-------- EXERCISE MATERIALS --------

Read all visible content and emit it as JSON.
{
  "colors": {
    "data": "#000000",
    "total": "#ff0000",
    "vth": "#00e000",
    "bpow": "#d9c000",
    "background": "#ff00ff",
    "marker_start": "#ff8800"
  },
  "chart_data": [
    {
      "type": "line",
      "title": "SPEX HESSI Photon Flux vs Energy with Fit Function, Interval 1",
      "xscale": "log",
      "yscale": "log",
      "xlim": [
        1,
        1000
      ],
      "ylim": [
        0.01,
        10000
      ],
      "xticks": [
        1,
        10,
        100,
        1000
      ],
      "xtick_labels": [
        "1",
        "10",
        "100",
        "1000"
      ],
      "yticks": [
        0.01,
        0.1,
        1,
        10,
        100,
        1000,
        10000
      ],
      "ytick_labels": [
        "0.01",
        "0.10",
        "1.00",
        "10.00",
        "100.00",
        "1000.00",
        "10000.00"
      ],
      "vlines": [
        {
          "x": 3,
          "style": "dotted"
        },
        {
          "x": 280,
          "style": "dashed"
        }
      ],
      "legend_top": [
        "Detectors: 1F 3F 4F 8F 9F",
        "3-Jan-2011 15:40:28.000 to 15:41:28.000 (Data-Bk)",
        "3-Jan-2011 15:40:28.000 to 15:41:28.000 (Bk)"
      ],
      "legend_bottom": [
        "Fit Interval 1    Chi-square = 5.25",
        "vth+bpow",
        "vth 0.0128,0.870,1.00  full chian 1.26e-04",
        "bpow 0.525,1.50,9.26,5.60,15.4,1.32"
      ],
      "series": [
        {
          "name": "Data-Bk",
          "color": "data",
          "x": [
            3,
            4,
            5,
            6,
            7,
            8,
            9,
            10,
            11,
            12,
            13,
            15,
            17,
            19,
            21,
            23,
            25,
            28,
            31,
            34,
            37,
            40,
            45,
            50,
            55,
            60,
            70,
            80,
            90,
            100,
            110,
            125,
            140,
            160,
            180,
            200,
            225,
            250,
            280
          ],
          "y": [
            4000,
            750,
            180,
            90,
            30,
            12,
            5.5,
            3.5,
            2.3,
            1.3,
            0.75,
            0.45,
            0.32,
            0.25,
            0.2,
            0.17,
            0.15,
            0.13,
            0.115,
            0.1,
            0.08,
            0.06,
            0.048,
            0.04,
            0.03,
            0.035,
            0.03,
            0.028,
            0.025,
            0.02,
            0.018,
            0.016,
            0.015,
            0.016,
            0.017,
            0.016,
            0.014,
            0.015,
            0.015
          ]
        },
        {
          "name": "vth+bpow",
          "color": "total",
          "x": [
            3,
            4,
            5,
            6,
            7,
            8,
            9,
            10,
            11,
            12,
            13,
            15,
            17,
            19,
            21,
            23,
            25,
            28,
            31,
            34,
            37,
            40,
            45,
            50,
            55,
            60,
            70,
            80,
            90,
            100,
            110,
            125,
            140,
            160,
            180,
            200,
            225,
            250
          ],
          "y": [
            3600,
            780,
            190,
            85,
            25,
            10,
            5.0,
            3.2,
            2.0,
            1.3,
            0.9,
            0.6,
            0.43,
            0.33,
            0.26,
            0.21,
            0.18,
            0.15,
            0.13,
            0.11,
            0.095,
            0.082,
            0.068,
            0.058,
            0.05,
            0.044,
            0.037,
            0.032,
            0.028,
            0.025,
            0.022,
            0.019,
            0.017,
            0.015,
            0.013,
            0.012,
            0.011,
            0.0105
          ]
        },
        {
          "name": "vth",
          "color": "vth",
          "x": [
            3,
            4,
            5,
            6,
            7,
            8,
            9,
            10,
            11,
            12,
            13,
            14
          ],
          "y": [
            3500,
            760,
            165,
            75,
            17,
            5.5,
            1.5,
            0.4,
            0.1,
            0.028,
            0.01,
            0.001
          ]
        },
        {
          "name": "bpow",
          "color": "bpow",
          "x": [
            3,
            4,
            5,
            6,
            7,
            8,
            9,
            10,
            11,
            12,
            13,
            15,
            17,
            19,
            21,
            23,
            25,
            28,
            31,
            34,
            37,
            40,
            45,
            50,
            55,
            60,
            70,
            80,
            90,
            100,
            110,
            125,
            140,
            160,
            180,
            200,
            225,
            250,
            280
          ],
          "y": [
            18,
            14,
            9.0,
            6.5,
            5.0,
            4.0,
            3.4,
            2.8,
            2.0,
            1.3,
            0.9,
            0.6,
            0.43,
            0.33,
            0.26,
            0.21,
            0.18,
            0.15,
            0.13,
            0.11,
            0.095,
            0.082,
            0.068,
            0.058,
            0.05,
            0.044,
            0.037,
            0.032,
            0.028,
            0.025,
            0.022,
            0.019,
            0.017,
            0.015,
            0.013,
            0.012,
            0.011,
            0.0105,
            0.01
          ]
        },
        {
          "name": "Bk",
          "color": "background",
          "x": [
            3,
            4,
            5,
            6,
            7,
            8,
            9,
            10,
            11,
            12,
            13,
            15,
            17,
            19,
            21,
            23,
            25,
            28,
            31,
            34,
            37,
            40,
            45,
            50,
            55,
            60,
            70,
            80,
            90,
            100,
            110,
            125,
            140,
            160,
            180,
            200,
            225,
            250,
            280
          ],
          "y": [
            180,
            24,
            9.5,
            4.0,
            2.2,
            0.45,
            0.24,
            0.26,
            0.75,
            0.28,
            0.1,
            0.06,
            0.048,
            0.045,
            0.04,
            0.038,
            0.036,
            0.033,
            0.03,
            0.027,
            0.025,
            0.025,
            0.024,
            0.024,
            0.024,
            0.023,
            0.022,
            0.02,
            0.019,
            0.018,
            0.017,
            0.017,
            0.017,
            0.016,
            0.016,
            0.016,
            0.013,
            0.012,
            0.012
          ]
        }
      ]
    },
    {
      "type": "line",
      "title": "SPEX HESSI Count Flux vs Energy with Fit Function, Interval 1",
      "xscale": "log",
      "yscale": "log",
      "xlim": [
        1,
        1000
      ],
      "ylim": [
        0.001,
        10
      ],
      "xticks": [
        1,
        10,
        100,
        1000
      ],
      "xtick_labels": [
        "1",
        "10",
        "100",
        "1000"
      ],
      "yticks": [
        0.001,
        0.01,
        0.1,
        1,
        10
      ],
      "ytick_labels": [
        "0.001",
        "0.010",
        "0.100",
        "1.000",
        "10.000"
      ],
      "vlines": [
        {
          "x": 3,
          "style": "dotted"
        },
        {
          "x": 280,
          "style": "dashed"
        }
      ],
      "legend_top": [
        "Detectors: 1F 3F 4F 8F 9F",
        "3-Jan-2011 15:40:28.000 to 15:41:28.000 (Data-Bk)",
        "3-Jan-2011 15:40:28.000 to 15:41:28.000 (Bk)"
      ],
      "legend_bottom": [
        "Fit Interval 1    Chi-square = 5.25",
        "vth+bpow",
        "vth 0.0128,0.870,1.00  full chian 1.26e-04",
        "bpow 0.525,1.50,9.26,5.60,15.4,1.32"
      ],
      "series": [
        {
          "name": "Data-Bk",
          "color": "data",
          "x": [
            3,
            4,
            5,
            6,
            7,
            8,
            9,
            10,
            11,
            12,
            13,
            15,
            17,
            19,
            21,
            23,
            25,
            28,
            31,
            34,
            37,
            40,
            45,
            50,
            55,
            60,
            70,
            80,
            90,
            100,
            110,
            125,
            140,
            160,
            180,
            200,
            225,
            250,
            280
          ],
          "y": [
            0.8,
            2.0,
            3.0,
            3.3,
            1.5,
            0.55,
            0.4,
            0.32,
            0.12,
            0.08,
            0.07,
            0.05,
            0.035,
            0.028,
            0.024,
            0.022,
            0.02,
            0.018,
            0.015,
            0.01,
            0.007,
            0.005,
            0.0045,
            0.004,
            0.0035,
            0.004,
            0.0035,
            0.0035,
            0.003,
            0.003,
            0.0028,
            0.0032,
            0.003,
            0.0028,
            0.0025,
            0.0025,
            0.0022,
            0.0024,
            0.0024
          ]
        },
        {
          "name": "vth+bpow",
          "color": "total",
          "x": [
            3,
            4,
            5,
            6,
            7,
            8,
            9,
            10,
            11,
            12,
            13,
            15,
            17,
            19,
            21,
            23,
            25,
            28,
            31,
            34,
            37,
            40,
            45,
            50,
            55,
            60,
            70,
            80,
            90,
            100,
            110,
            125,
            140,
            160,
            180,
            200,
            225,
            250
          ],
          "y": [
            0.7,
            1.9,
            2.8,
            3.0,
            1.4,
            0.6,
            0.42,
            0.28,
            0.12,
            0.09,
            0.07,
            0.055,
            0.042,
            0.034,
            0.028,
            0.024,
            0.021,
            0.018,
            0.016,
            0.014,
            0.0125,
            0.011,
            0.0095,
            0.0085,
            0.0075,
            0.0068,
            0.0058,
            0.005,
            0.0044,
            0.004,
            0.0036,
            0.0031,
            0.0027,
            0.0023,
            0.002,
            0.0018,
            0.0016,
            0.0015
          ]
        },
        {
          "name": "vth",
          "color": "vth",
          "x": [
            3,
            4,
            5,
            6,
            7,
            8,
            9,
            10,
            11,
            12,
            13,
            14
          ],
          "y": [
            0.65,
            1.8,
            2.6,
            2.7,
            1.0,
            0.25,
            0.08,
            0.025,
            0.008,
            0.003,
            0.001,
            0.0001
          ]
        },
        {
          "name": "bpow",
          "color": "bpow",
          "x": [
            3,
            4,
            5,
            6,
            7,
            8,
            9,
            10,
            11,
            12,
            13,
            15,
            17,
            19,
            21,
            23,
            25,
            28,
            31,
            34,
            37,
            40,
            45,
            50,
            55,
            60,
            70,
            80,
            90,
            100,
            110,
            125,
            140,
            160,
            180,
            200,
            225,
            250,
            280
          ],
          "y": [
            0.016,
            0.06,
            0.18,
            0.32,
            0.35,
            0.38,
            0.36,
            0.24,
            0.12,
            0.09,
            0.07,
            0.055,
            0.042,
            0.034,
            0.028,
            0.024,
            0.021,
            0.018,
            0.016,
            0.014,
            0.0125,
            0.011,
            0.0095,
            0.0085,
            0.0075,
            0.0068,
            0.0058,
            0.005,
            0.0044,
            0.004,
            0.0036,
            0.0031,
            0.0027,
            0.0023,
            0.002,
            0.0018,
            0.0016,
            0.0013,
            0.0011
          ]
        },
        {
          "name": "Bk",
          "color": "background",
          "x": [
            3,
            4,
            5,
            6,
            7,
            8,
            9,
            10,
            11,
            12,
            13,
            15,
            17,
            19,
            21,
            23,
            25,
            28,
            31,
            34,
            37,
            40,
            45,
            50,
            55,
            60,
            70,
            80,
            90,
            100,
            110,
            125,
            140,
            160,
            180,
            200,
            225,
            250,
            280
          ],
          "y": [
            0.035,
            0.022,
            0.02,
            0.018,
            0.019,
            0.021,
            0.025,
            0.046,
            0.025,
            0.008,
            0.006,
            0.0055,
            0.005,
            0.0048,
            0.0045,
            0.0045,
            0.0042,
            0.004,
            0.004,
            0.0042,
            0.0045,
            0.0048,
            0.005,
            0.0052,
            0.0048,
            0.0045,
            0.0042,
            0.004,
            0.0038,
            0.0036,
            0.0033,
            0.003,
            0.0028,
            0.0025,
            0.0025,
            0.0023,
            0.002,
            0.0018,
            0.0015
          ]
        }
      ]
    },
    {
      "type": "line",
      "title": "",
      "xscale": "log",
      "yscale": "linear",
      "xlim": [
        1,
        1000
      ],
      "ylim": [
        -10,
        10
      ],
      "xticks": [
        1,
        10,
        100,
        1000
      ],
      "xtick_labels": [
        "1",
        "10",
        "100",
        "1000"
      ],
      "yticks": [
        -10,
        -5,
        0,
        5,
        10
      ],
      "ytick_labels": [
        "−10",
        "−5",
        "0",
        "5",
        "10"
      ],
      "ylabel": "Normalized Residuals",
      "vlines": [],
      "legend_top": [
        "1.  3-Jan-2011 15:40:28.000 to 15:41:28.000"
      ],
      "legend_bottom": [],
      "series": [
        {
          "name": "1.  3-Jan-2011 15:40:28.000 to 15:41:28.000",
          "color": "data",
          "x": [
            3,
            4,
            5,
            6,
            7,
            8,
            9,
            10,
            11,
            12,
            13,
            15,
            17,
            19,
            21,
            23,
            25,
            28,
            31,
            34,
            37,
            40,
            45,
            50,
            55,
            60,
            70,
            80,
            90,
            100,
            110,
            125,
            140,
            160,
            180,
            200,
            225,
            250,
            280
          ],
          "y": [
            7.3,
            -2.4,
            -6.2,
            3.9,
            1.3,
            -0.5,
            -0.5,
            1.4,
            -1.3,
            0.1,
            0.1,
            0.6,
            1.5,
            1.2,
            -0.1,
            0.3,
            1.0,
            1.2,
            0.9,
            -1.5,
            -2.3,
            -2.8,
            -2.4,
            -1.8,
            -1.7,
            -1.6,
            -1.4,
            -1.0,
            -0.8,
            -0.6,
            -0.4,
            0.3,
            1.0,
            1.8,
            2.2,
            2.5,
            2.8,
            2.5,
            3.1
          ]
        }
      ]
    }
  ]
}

--------

BRIEF:
Count each line above in which the string "SPEX" appears, then state only the total.

THE OUTPUT:
2